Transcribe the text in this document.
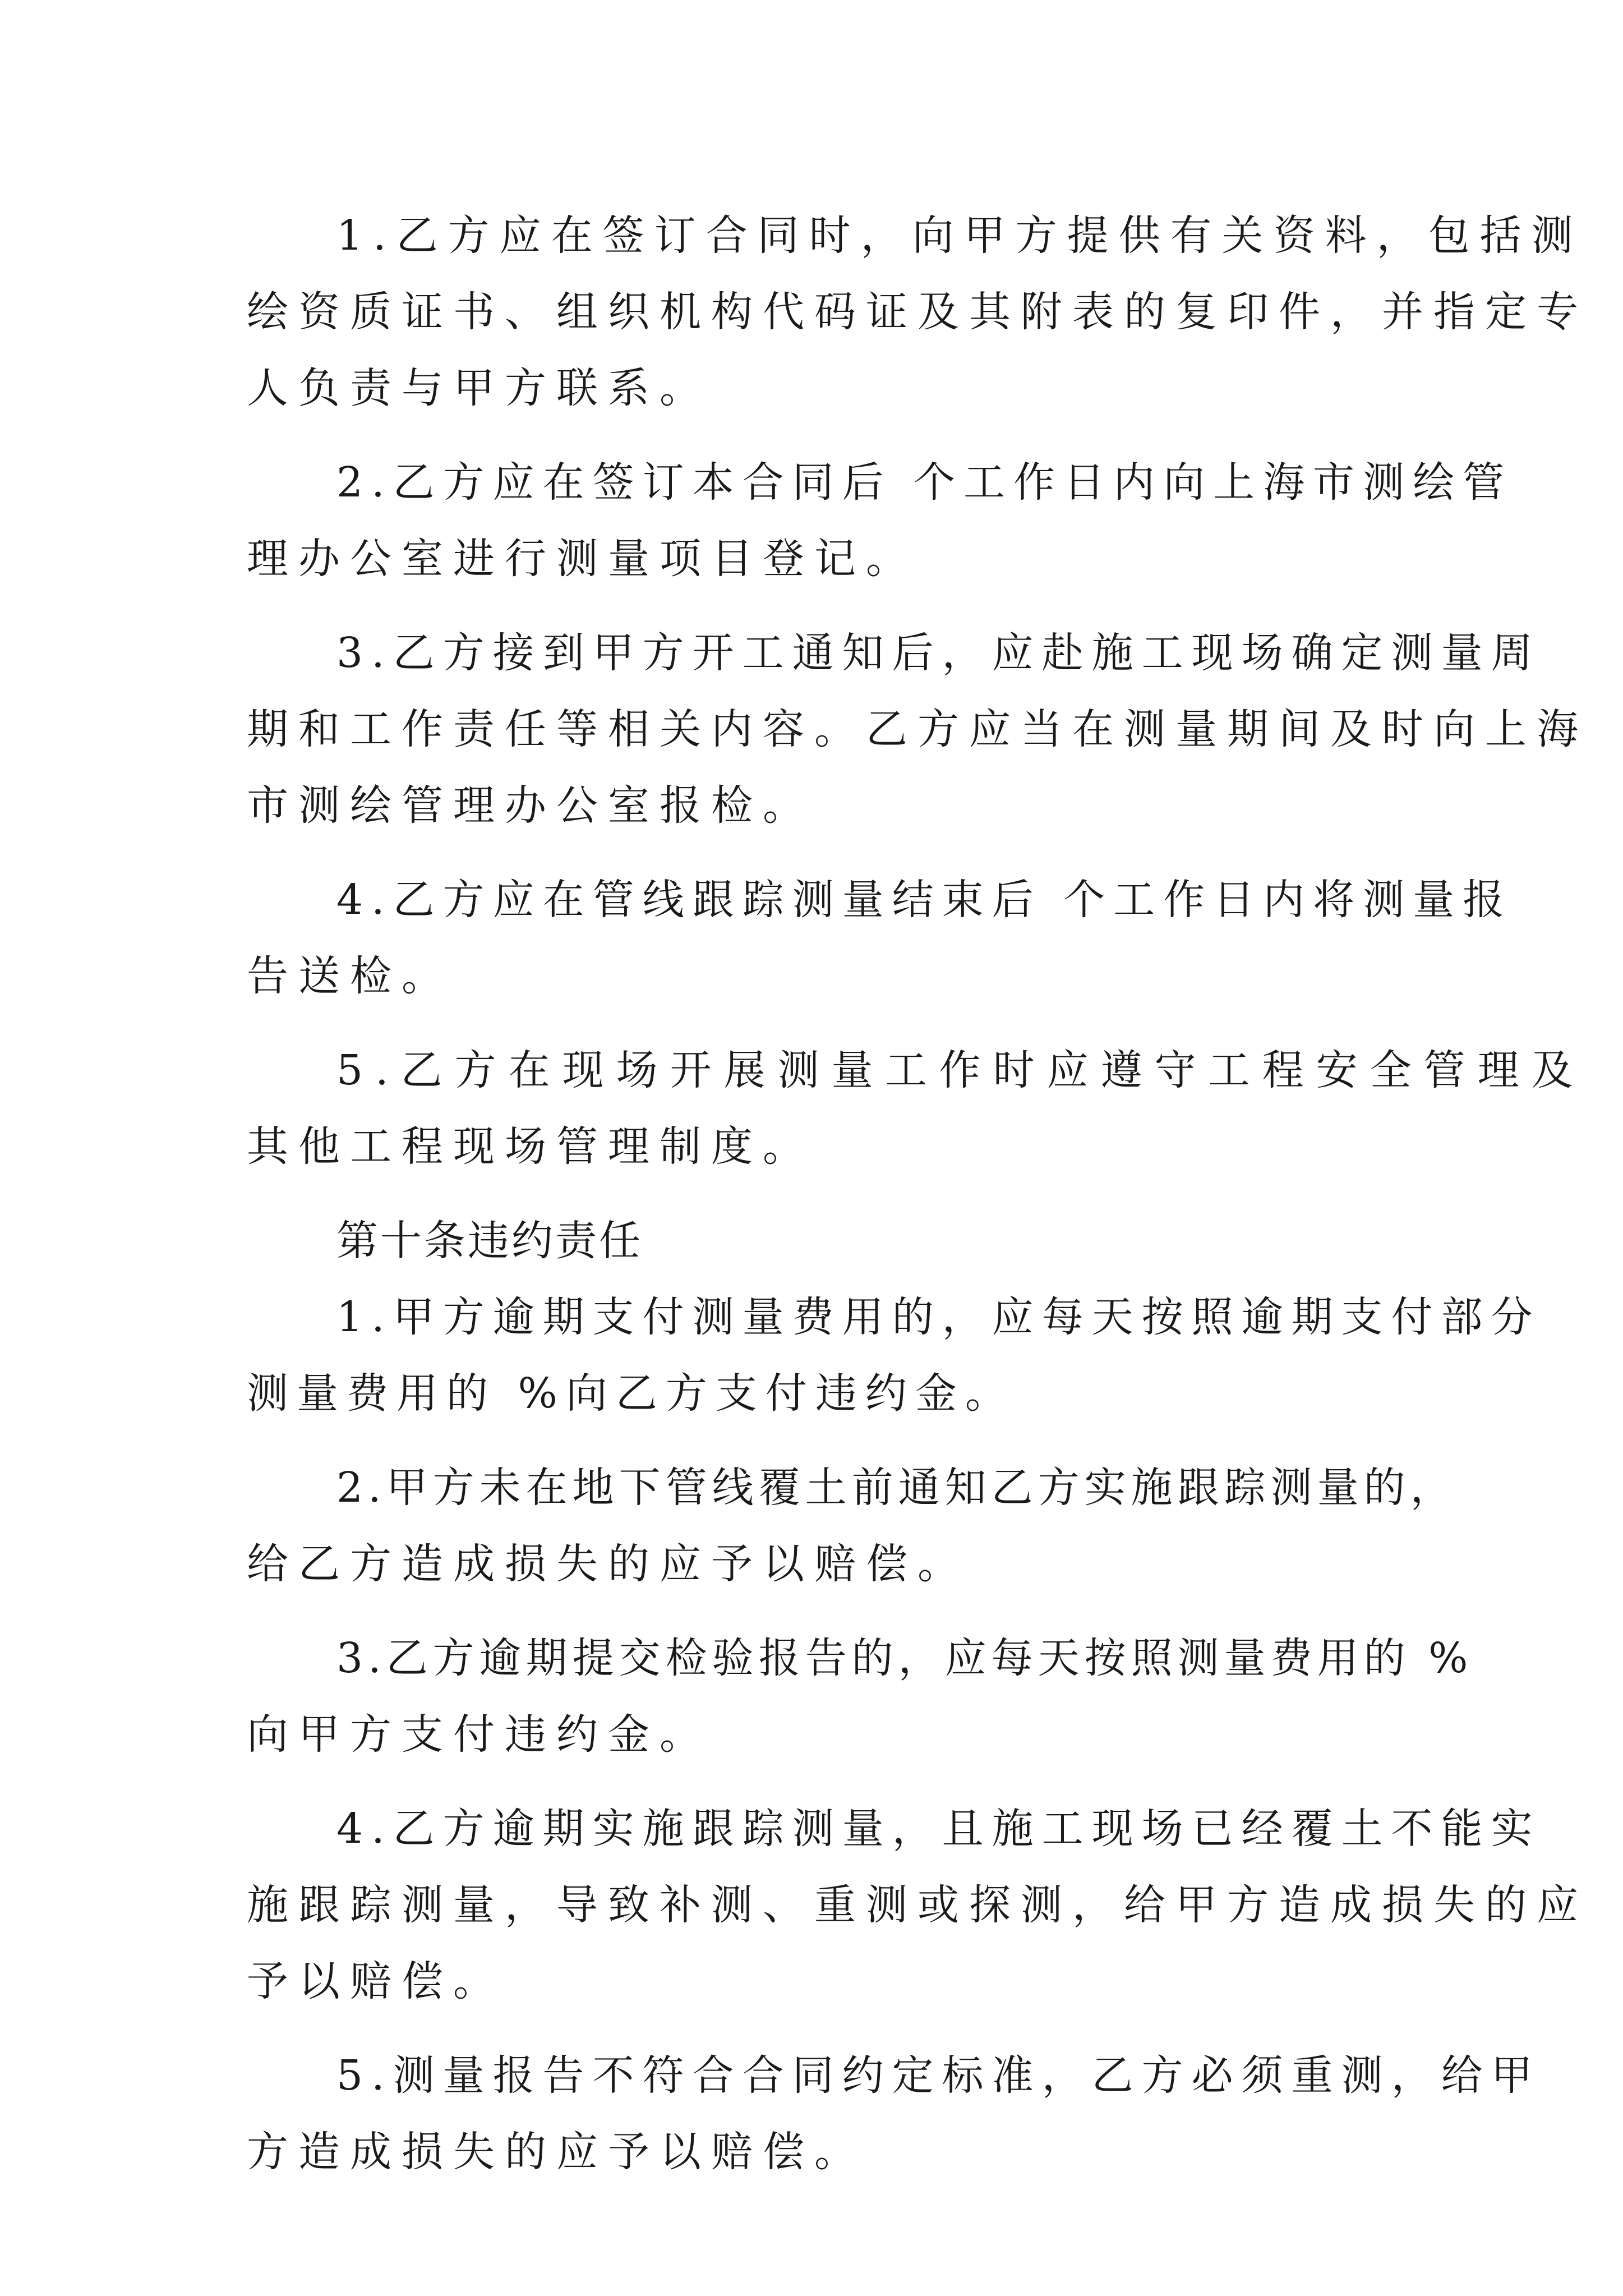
1.乙方应在签订合同时，向甲方提供有关资料，包括测

绘资质证书、组织机构代码证及其附表的复印件，并指定专

人负责与甲方联系。

2.乙方应在签订本合同后 个工作日内向上海市测绘管

理办公室进行测量项目登记。

3.乙方接到甲方开工通知后，应赴施工现场确定测量周

期和工作责任等相关内容。乙方应当在测量期间及时向上海

市测绘管理办公室报检。

4.乙方应在管线跟踪测量结束后 个工作日内将测量报

告送检。

5.乙方在现场开展测量工作时应遵守工程安全管理及

其他工程现场管理制度。

第十条违约责任

1.甲方逾期支付测量费用的，应每天按照逾期支付部分

测量费用的 %向乙方支付违约金。

2.甲方未在地下管线覆土前通知乙方实施跟踪测量的，

给乙方造成损失的应予以赔偿。

3.乙方逾期提交检验报告的，应每天按照测量费用的 %

向甲方支付违约金。

4.乙方逾期实施跟踪测量，且施工现场已经覆土不能实

施跟踪测量，导致补测、重测或探测，给甲方造成损失的应

予以赔偿。

5.测量报告不符合合同约定标准，乙方必须重测，给甲

方造成损失的应予以赔偿。
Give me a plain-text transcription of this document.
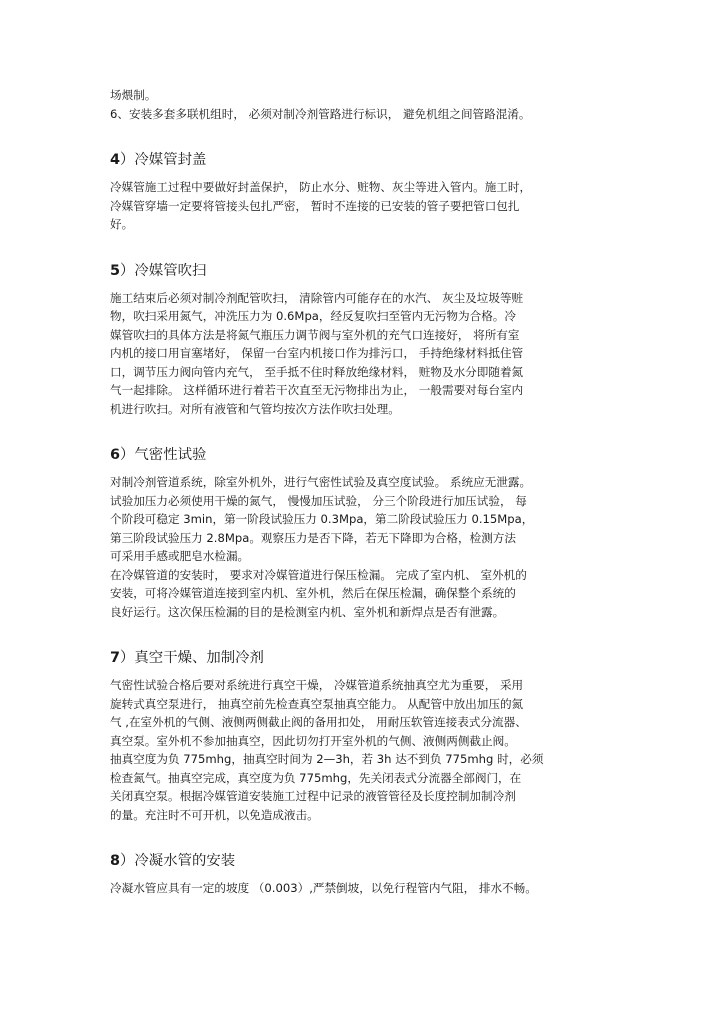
场煨制。
6、安装多套多联机组时， 必须对制冷剂管路进行标识， 避免机组之间管路混淆。
4）冷媒管封盖
冷媒管施工过程中要做好封盖保护， 防止水分、赃物、灰尘等进入管内。施工时，
冷媒管穿墙一定要将管接头包扎严密， 暂时不连接的已安装的管子要把管口包扎
好。
5）冷媒管吹扫
施工结束后必须对制冷剂配管吹扫， 清除管内可能存在的水汽、 灰尘及垃圾等赃
物，吹扫采用氮气，冲洗压力为 0.6Mpa，经反复吹扫至管内无污物为合格。冷
媒管吹扫的具体方法是将氮气瓶压力调节阀与室外机的充气口连接好， 将所有室
内机的接口用盲塞堵好， 保留一台室内机接口作为排污口， 手持绝缘材料抵住管
口，调节压力阀向管内充气， 至手抵不住时释放绝缘材料， 赃物及水分即随着氮
气一起排除。 这样循环进行着若干次直至无污物排出为止， 一般需要对每台室内
机进行吹扫。对所有液管和气管均按次方法作吹扫处理。
6）气密性试验
对制冷剂管道系统，除室外机外，进行气密性试验及真空度试验。 系统应无泄露。
试验加压力必须使用干燥的氮气， 慢慢加压试验， 分三个阶段进行加压试验， 每
个阶段可稳定 3min，第一阶段试验压力 0.3Mpa，第二阶段试验压力 0.15Mpa，
第三阶段试验压力 2.8Mpa。观察压力是否下降，若无下降即为合格，检测方法
可采用手感或肥皂水检漏。
在冷媒管道的安装时， 要求对冷媒管道进行保压检漏。 完成了室内机、 室外机的
安装，可将冷媒管道连接到室内机、室外机，然后在保压检漏，确保整个系统的
良好运行。这次保压检漏的目的是检测室内机、室外机和新焊点是否有泄露。
7）真空干燥、加制冷剂
气密性试验合格后要对系统进行真空干燥， 冷媒管道系统抽真空尤为重要， 采用
旋转式真空泵进行， 抽真空前先检查真空泵抽真空能力。 从配管中放出加压的氮
气 ,在室外机的气侧、液侧两侧截止阀的备用扣处， 用耐压软管连接表式分流器、
真空泵。室外机不参加抽真空，因此切勿打开室外机的气侧、液侧两侧截止阀。
抽真空度为负 775mhg，抽真空时间为 2—3h，若 3h 达不到负 775mhg 时，必须
检查氮气。抽真空完成，真空度为负 775mhg，先关闭表式分流器全部阀门，在
关闭真空泵。根据冷媒管道安装施工过程中记录的液管管径及长度控制加制冷剂
的量。充注时不可开机，以免造成液击。
8）冷凝水管的安装
冷凝水管应具有一定的坡度 （0.003）,严禁倒坡，以免行程管内气阻， 排水不畅。
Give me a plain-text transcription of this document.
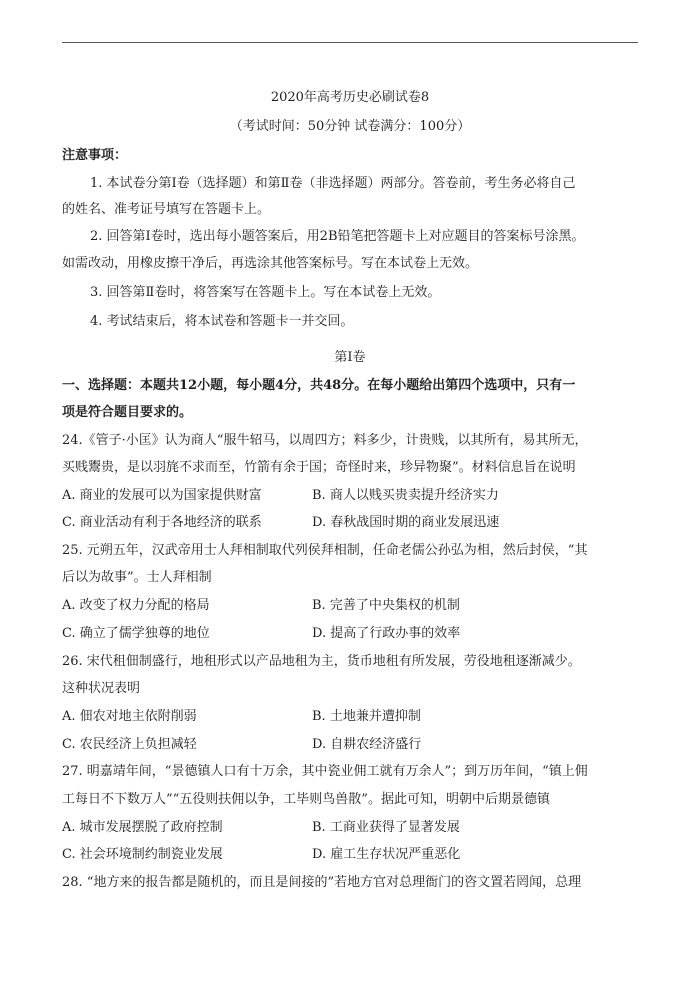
2020年高考历史必刷试卷8
（考试时间：50分钟 试卷满分：100分）
注意事项：
1. 本试卷分第Ⅰ卷（选择题）和第Ⅱ卷（非选择题）两部分。答卷前，考生务必将自己
的姓名、准考证号填写在答题卡上。
2. 回答第Ⅰ卷时，选出每小题答案后，用2B铅笔把答题卡上对应题目的答案标号涂黑。
如需改动，用橡皮擦干净后，再选涂其他答案标号。写在本试卷上无效。
3. 回答第Ⅱ卷时，将答案写在答题卡上。写在本试卷上无效。
4. 考试结束后，将本试卷和答题卡一并交回。
第Ⅰ卷
一、选择题：本题共12小题，每小题4分，共48分。在每小题给出第四个选项中，只有一
项是符合题目要求的。
24.《管子·小匡》认为商人“服牛轺马，以周四方；料多少，计贵贱，以其所有，易其所无，
买贱鬻贵，是以羽旄不求而至，竹箭有余于国；奇怪时来，珍异物聚”。材料信息旨在说明
A. 商业的发展可以为国家提供财富	B. 商人以贱买贵卖提升经济实力
C. 商业活动有利于各地经济的联系	D. 春秋战国时期的商业发展迅速
25. 元朔五年，汉武帝用士人拜相制取代列侯拜相制，任命老儒公孙弘为相，然后封侯，“其
后以为故事”。士人拜相制
A. 改变了权力分配的格局	B. 完善了中央集权的机制
C. 确立了儒学独尊的地位	D. 提高了行政办事的效率
26. 宋代租佃制盛行，地租形式以产品地租为主，货币地租有所发展，劳役地租逐渐减少。
这种状况表明
A. 佃农对地主依附削弱	B. 土地兼并遭抑制
C. 农民经济上负担减轻	D. 自耕农经济盛行
27. 明嘉靖年间，“景德镇人口有十万余，其中瓷业佣工就有万余人”；到万历年间，“镇上佣
工每日不下数万人”“五役则扶佣以争，工毕则鸟兽散”。据此可知，明朝中后期景德镇
A. 城市发展摆脱了政府控制	B. 工商业获得了显著发展
C. 社会环境制约制瓷业发展	D. 雇工生存状况严重恶化
28. “地方来的报告都是随机的，而且是间接的”若地方官对总理衙门的咨文置若罔闻，总理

--------------------------------

Stated problem | Can you restate all the records above word for word while dropping the pictures?

Task result |
Transcribe the text in this document.
1.乙方应在签订合同时，向甲方提供有关资料，包括测

绘资质证书、组织机构代码证及其附表的复印件，并指定专

人负责与甲方联系。

2.乙方应在签订本合同后 个工作日内向上海市测绘管

理办公室进行测量项目登记。

3.乙方接到甲方开工通知后，应赴施工现场确定测量周

期和工作责任等相关内容。乙方应当在测量期间及时向上海

市测绘管理办公室报检。

4.乙方应在管线跟踪测量结束后 个工作日内将测量报

告送检。

5.乙方在现场开展测量工作时应遵守工程安全管理及

其他工程现场管理制度。

第十条违约责任

1.甲方逾期支付测量费用的，应每天按照逾期支付部分

测量费用的 %向乙方支付违约金。

2.甲方未在地下管线覆土前通知乙方实施跟踪测量的，

给乙方造成损失的应予以赔偿。

3.乙方逾期提交检验报告的，应每天按照测量费用的 %

向甲方支付违约金。

4.乙方逾期实施跟踪测量，且施工现场已经覆土不能实

施跟踪测量，导致补测、重测或探测，给甲方造成损失的应

予以赔偿。

5.测量报告不符合合同约定标准，乙方必须重测，给甲

方造成损失的应予以赔偿。
Give me a plain-text transcription of this document.
场煨制。
6、安装多套多联机组时， 必须对制冷剂管路进行标识， 避免机组之间管路混淆。
4）冷媒管封盖
冷媒管施工过程中要做好封盖保护， 防止水分、赃物、灰尘等进入管内。施工时，
冷媒管穿墙一定要将管接头包扎严密， 暂时不连接的已安装的管子要把管口包扎
好。
5）冷媒管吹扫
施工结束后必须对制冷剂配管吹扫， 清除管内可能存在的水汽、 灰尘及垃圾等赃
物，吹扫采用氮气，冲洗压力为 0.6Mpa，经反复吹扫至管内无污物为合格。冷
媒管吹扫的具体方法是将氮气瓶压力调节阀与室外机的充气口连接好， 将所有室
内机的接口用盲塞堵好， 保留一台室内机接口作为排污口， 手持绝缘材料抵住管
口，调节压力阀向管内充气， 至手抵不住时释放绝缘材料， 赃物及水分即随着氮
气一起排除。 这样循环进行着若干次直至无污物排出为止， 一般需要对每台室内
机进行吹扫。对所有液管和气管均按次方法作吹扫处理。
6）气密性试验
对制冷剂管道系统，除室外机外，进行气密性试验及真空度试验。 系统应无泄露。
试验加压力必须使用干燥的氮气， 慢慢加压试验， 分三个阶段进行加压试验， 每
个阶段可稳定 3min，第一阶段试验压力 0.3Mpa，第二阶段试验压力 0.15Mpa，
第三阶段试验压力 2.8Mpa。观察压力是否下降，若无下降即为合格，检测方法
可采用手感或肥皂水检漏。
在冷媒管道的安装时， 要求对冷媒管道进行保压检漏。 完成了室内机、 室外机的
安装，可将冷媒管道连接到室内机、室外机，然后在保压检漏，确保整个系统的
良好运行。这次保压检漏的目的是检测室内机、室外机和新焊点是否有泄露。
7）真空干燥、加制冷剂
气密性试验合格后要对系统进行真空干燥， 冷媒管道系统抽真空尤为重要， 采用
旋转式真空泵进行， 抽真空前先检查真空泵抽真空能力。 从配管中放出加压的氮
气 ,在室外机的气侧、液侧两侧截止阀的备用扣处， 用耐压软管连接表式分流器、
真空泵。室外机不参加抽真空，因此切勿打开室外机的气侧、液侧两侧截止阀。
抽真空度为负 775mhg，抽真空时间为 2—3h，若 3h 达不到负 775mhg 时，必须
检查氮气。抽真空完成，真空度为负 775mhg，先关闭表式分流器全部阀门，在
关闭真空泵。根据冷媒管道安装施工过程中记录的液管管径及长度控制加制冷剂
的量。充注时不可开机，以免造成液击。
8）冷凝水管的安装
冷凝水管应具有一定的坡度 （0.003）,严禁倒坡，以免行程管内气阻， 排水不畅。
Give me a plain-text transcription of this document.
2020年高考历史必刷试卷8
（考试时间：50分钟 试卷满分：100分）
注意事项：
1. 本试卷分第Ⅰ卷（选择题）和第Ⅱ卷（非选择题）两部分。答卷前，考生务必将自己
的姓名、准考证号填写在答题卡上。
2. 回答第Ⅰ卷时，选出每小题答案后，用2B铅笔把答题卡上对应题目的答案标号涂黑。
如需改动，用橡皮擦干净后，再选涂其他答案标号。写在本试卷上无效。
3. 回答第Ⅱ卷时，将答案写在答题卡上。写在本试卷上无效。
4. 考试结束后，将本试卷和答题卡一并交回。
第Ⅰ卷
一、选择题：本题共12小题，每小题4分，共48分。在每小题给出第四个选项中，只有一
项是符合题目要求的。
24.《管子·小匡》认为商人“服牛轺马，以周四方；料多少，计贵贱，以其所有，易其所无，
买贱鬻贵，是以羽旄不求而至，竹箭有余于国；奇怪时来，珍异物聚”。材料信息旨在说明
A. 商业的发展可以为国家提供财富	B. 商人以贱买贵卖提升经济实力
C. 商业活动有利于各地经济的联系	D. 春秋战国时期的商业发展迅速
25. 元朔五年，汉武帝用士人拜相制取代列侯拜相制，任命老儒公孙弘为相，然后封侯，“其
后以为故事”。士人拜相制
A. 改变了权力分配的格局	B. 完善了中央集权的机制
C. 确立了儒学独尊的地位	D. 提高了行政办事的效率
26. 宋代租佃制盛行，地租形式以产品地租为主，货币地租有所发展，劳役地租逐渐减少。
这种状况表明
A. 佃农对地主依附削弱	B. 土地兼并遭抑制
C. 农民经济上负担减轻	D. 自耕农经济盛行
27. 明嘉靖年间，“景德镇人口有十万余，其中瓷业佣工就有万余人”；到万历年间，“镇上佣
工每日不下数万人”“五役则扶佣以争，工毕则鸟兽散”。据此可知，明朝中后期景德镇
A. 城市发展摆脱了政府控制	B. 工商业获得了显著发展
C. 社会环境制约制瓷业发展	D. 雇工生存状况严重恶化
28. “地方来的报告都是随机的，而且是间接的”若地方官对总理衙门的咨文置若罔闻，总理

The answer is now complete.